▶ [THE EXERCISE]:
Where the data below has the string "клиентов", return the whole line.

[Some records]

○ ○ ○ ○

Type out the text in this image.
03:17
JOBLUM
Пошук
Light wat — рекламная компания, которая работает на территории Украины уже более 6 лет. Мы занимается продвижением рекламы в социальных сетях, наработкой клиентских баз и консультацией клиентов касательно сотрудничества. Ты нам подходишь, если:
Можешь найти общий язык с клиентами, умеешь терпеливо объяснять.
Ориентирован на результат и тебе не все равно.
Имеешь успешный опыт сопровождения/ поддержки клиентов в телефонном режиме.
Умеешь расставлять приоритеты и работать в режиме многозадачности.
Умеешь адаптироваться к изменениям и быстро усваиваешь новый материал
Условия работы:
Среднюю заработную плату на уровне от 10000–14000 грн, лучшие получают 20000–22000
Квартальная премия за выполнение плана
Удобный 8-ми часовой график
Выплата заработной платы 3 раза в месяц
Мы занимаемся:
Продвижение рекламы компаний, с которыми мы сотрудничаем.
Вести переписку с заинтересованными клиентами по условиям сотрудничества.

○ ○ ○ ○

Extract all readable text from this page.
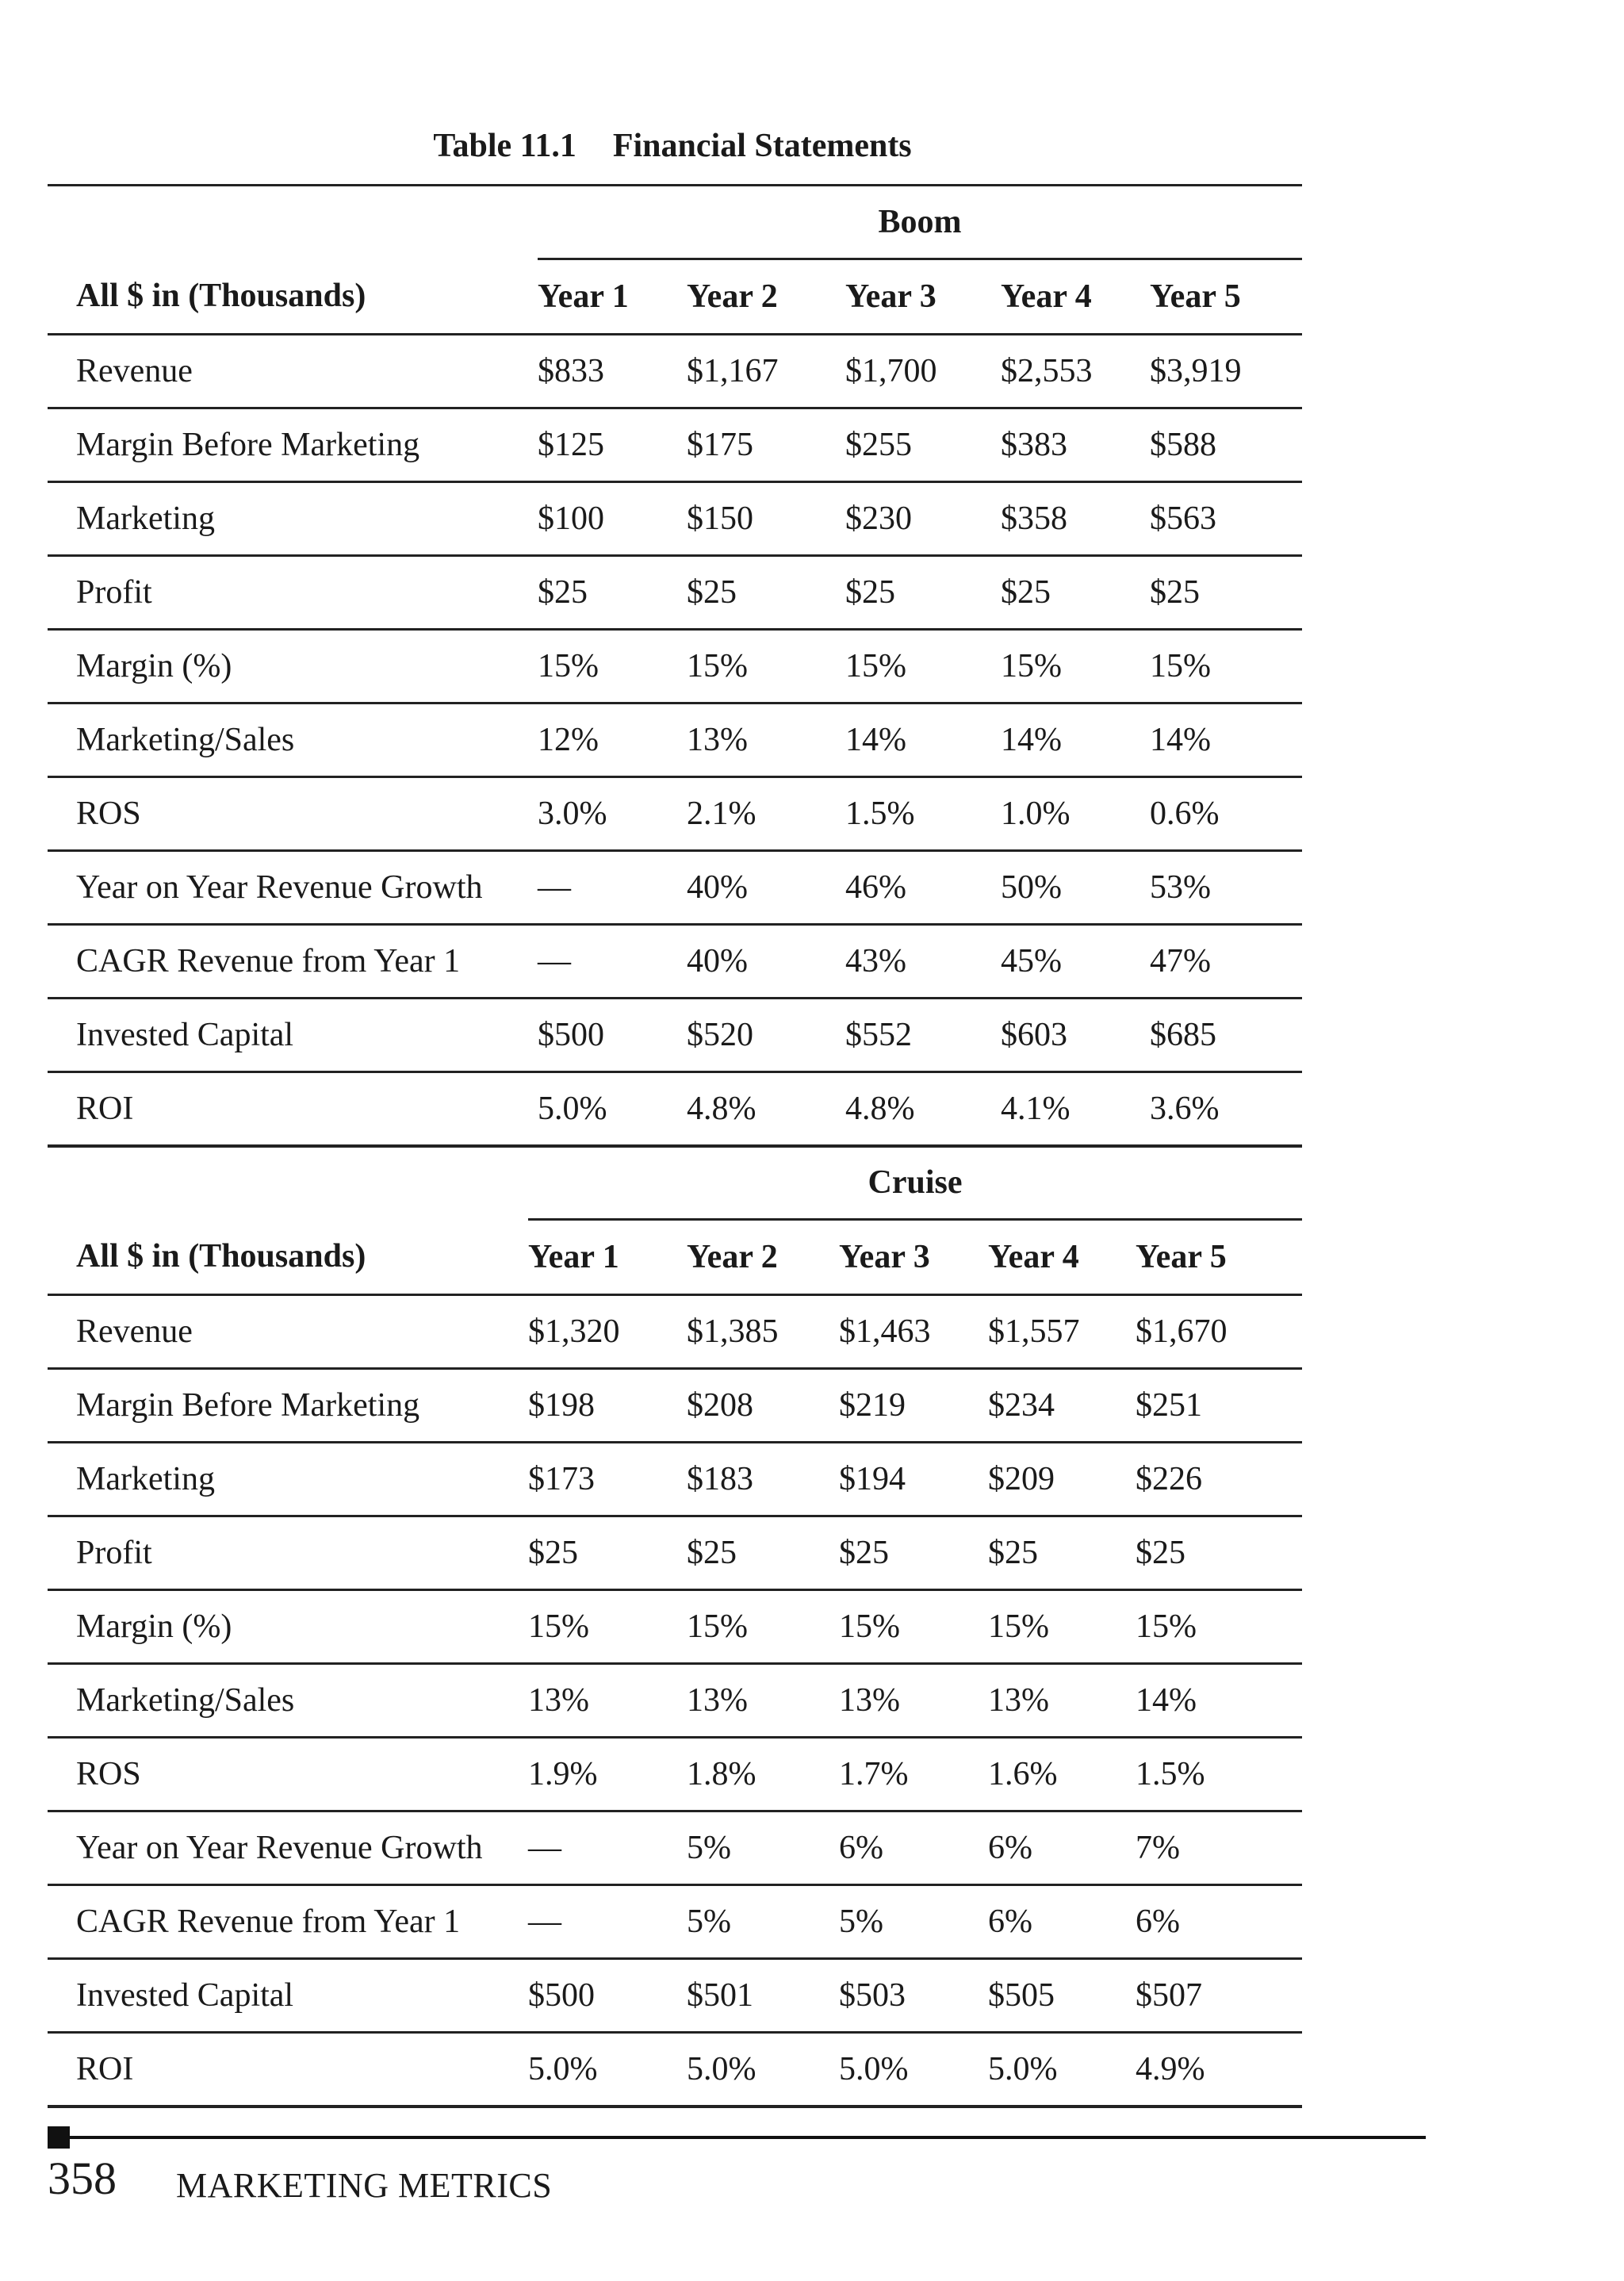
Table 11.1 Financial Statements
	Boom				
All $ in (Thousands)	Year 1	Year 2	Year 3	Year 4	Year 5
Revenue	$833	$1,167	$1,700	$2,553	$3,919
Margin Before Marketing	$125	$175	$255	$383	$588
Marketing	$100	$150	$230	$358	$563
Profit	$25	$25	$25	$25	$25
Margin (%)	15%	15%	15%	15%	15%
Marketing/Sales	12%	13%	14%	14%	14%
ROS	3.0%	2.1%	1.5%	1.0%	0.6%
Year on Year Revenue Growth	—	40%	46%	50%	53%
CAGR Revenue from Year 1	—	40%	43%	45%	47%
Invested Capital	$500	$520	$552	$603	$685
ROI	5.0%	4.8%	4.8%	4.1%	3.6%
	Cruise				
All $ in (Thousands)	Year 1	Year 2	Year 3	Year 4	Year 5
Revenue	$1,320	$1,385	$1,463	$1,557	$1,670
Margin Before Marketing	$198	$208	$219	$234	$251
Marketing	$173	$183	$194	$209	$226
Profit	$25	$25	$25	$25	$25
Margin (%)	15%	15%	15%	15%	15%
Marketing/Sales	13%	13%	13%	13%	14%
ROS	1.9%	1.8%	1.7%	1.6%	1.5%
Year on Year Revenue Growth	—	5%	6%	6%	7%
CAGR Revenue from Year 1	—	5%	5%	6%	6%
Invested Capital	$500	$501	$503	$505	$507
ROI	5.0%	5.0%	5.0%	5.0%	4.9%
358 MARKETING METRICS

○ ○ ○ ○

▶ [TASK RESULT]:
Light wat — рекламная компания, которая работает на территории Украины уже более 6 лет. Мы занимается продвижением рекламы в социальных сетях, наработкой клиентских баз и консультацией клиентов касательно сотрудничества. Ты нам подходишь, если:
Имеешь успешный опыт сопровождения/ поддержки клиентов в телефонном режиме.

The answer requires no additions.